(Dataset items)
_ _ _ _ _

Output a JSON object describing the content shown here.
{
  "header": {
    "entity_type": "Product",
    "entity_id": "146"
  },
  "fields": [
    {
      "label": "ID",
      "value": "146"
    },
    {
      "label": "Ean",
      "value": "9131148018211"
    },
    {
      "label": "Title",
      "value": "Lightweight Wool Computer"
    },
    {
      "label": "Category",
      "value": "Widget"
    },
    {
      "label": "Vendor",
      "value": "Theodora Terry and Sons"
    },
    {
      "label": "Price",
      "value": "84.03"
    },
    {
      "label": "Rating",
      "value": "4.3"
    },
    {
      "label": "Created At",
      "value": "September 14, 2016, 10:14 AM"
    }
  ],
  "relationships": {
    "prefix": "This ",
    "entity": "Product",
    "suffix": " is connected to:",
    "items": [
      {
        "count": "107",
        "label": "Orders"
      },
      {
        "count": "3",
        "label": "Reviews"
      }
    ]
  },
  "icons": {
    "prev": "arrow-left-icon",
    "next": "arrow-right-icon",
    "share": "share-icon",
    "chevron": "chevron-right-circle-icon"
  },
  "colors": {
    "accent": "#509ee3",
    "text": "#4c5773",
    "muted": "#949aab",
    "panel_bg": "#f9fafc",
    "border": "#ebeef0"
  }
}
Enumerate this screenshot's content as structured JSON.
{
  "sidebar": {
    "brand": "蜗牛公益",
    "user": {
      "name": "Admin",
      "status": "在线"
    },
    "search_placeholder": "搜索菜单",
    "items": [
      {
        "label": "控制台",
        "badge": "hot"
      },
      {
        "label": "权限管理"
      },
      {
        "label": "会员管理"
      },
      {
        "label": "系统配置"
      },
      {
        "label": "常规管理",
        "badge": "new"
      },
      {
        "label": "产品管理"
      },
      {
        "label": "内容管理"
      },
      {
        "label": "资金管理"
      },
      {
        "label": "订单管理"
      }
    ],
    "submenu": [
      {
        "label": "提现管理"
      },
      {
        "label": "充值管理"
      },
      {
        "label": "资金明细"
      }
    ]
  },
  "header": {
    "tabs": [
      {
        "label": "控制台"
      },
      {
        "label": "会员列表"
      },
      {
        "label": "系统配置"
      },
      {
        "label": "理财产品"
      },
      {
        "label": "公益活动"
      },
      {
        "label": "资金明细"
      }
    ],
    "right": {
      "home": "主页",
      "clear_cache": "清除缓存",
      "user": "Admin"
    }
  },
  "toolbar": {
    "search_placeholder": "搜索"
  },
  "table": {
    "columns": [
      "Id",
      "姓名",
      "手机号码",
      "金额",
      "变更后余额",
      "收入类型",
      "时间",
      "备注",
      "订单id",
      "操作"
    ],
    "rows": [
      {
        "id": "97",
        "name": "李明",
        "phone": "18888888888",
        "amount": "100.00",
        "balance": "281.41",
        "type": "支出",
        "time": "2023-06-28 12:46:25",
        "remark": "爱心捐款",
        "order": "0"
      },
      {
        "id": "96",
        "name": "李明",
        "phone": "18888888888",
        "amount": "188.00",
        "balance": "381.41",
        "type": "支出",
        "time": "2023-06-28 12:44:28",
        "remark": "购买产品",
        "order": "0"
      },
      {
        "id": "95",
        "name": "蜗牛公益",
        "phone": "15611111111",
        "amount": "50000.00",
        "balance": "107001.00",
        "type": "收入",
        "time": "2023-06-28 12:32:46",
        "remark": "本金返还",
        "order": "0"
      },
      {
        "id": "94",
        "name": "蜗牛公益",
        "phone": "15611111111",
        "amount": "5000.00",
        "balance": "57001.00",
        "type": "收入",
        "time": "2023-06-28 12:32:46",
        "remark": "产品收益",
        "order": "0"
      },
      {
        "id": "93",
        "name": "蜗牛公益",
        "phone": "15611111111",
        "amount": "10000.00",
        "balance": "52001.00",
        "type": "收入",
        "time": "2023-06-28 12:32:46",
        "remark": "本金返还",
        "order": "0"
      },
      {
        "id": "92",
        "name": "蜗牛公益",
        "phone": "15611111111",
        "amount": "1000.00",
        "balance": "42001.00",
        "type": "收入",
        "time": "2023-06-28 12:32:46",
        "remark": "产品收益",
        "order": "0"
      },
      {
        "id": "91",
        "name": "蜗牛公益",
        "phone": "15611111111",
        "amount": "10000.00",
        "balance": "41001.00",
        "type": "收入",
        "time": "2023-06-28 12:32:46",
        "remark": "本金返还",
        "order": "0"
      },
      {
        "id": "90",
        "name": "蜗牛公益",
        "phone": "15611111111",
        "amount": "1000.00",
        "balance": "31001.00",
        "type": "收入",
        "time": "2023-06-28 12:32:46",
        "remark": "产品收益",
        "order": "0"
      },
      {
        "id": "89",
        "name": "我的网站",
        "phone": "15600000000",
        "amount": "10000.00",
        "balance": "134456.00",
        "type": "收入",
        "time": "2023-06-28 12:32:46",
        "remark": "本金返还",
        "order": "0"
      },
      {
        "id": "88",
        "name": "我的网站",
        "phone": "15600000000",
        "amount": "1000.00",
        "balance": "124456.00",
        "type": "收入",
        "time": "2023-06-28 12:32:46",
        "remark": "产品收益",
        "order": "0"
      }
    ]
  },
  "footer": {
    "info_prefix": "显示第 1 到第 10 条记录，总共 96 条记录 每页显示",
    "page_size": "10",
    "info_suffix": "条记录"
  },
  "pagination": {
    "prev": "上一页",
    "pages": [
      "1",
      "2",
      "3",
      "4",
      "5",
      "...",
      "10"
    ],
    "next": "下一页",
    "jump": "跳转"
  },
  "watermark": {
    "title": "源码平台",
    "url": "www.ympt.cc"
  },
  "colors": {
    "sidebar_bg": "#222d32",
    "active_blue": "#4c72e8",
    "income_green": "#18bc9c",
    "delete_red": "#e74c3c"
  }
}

_ _ _ _ _

Repeat the material above in full, exactly as it stands.

▸ ANSWER TO THE EXERCISE
Output a JSON object describing the content shown here.
{
  "header": {
    "entity_type": "Product",
    "entity_id": "146"
  },
  "fields": [
    {
      "label": "ID",
      "value": "146"
    },
    {
      "label": "Ean",
      "value": "9131148018211"
    },
    {
      "label": "Title",
      "value": "Lightweight Wool Computer"
    },
    {
      "label": "Category",
      "value": "Widget"
    },
    {
      "label": "Vendor",
      "value": "Theodora Terry and Sons"
    },
    {
      "label": "Price",
      "value": "84.03"
    },
    {
      "label": "Rating",
      "value": "4.3"
    },
    {
      "label": "Created At",
      "value": "September 14, 2016, 10:14 AM"
    }
  ],
  "relationships": {
    "prefix": "This ",
    "entity": "Product",
    "suffix": " is connected to:",
    "items": [
      {
        "count": "107",
        "label": "Orders"
      },
      {
        "count": "3",
        "label": "Reviews"
      }
    ]
  },
  "icons": {
    "prev": "arrow-left-icon",
    "next": "arrow-right-icon",
    "share": "share-icon",
    "chevron": "chevron-right-circle-icon"
  },
  "colors": {
    "accent": "#509ee3",
    "text": "#4c5773",
    "muted": "#949aab",
    "panel_bg": "#f9fafc",
    "border": "#ebeef0"
  }
}
Enumerate this screenshot's content as structured JSON.
{
  "sidebar": {
    "brand": "蜗牛公益",
    "user": {
      "name": "Admin",
      "status": "在线"
    },
    "search_placeholder": "搜索菜单",
    "items": [
      {
        "label": "控制台",
        "badge": "hot"
      },
      {
        "label": "权限管理"
      },
      {
        "label": "会员管理"
      },
      {
        "label": "系统配置"
      },
      {
        "label": "常规管理",
        "badge": "new"
      },
      {
        "label": "产品管理"
      },
      {
        "label": "内容管理"
      },
      {
        "label": "资金管理"
      },
      {
        "label": "订单管理"
      }
    ],
    "submenu": [
      {
        "label": "提现管理"
      },
      {
        "label": "充值管理"
      },
      {
        "label": "资金明细"
      }
    ]
  },
  "header": {
    "tabs": [
      {
        "label": "控制台"
      },
      {
        "label": "会员列表"
      },
      {
        "label": "系统配置"
      },
      {
        "label": "理财产品"
      },
      {
        "label": "公益活动"
      },
      {
        "label": "资金明细"
      }
    ],
    "right": {
      "home": "主页",
      "clear_cache": "清除缓存",
      "user": "Admin"
    }
  },
  "toolbar": {
    "search_placeholder": "搜索"
  },
  "table": {
    "columns": [
      "Id",
      "姓名",
      "手机号码",
      "金额",
      "变更后余额",
      "收入类型",
      "时间",
      "备注",
      "订单id",
      "操作"
    ],
    "rows": [
      {
        "id": "97",
        "name": "李明",
        "phone": "18888888888",
        "amount": "100.00",
        "balance": "281.41",
        "type": "支出",
        "time": "2023-06-28 12:46:25",
        "remark": "爱心捐款",
        "order": "0"
      },
      {
        "id": "96",
        "name": "李明",
        "phone": "18888888888",
        "amount": "188.00",
        "balance": "381.41",
        "type": "支出",
        "time": "2023-06-28 12:44:28",
        "remark": "购买产品",
        "order": "0"
      },
      {
        "id": "95",
        "name": "蜗牛公益",
        "phone": "15611111111",
        "amount": "50000.00",
        "balance": "107001.00",
        "type": "收入",
        "time": "2023-06-28 12:32:46",
        "remark": "本金返还",
        "order": "0"
      },
      {
        "id": "94",
        "name": "蜗牛公益",
        "phone": "15611111111",
        "amount": "5000.00",
        "balance": "57001.00",
        "type": "收入",
        "time": "2023-06-28 12:32:46",
        "remark": "产品收益",
        "order": "0"
      },
      {
        "id": "93",
        "name": "蜗牛公益",
        "phone": "15611111111",
        "amount": "10000.00",
        "balance": "52001.00",
        "type": "收入",
        "time": "2023-06-28 12:32:46",
        "remark": "本金返还",
        "order": "0"
      },
      {
        "id": "92",
        "name": "蜗牛公益",
        "phone": "15611111111",
        "amount": "1000.00",
        "balance": "42001.00",
        "type": "收入",
        "time": "2023-06-28 12:32:46",
        "remark": "产品收益",
        "order": "0"
      },
      {
        "id": "91",
        "name": "蜗牛公益",
        "phone": "15611111111",
        "amount": "10000.00",
        "balance": "41001.00",
        "type": "收入",
        "time": "2023-06-28 12:32:46",
        "remark": "本金返还",
        "order": "0"
      },
      {
        "id": "90",
        "name": "蜗牛公益",
        "phone": "15611111111",
        "amount": "1000.00",
        "balance": "31001.00",
        "type": "收入",
        "time": "2023-06-28 12:32:46",
        "remark": "产品收益",
        "order": "0"
      },
      {
        "id": "89",
        "name": "我的网站",
        "phone": "15600000000",
        "amount": "10000.00",
        "balance": "134456.00",
        "type": "收入",
        "time": "2023-06-28 12:32:46",
        "remark": "本金返还",
        "order": "0"
      },
      {
        "id": "88",
        "name": "我的网站",
        "phone": "15600000000",
        "amount": "1000.00",
        "balance": "124456.00",
        "type": "收入",
        "time": "2023-06-28 12:32:46",
        "remark": "产品收益",
        "order": "0"
      }
    ]
  },
  "footer": {
    "info_prefix": "显示第 1 到第 10 条记录，总共 96 条记录 每页显示",
    "page_size": "10",
    "info_suffix": "条记录"
  },
  "pagination": {
    "prev": "上一页",
    "pages": [
      "1",
      "2",
      "3",
      "4",
      "5",
      "...",
      "10"
    ],
    "next": "下一页",
    "jump": "跳转"
  },
  "watermark": {
    "title": "源码平台",
    "url": "www.ympt.cc"
  },
  "colors": {
    "sidebar_bg": "#222d32",
    "active_blue": "#4c72e8",
    "income_green": "#18bc9c",
    "delete_red": "#e74c3c"
  }
}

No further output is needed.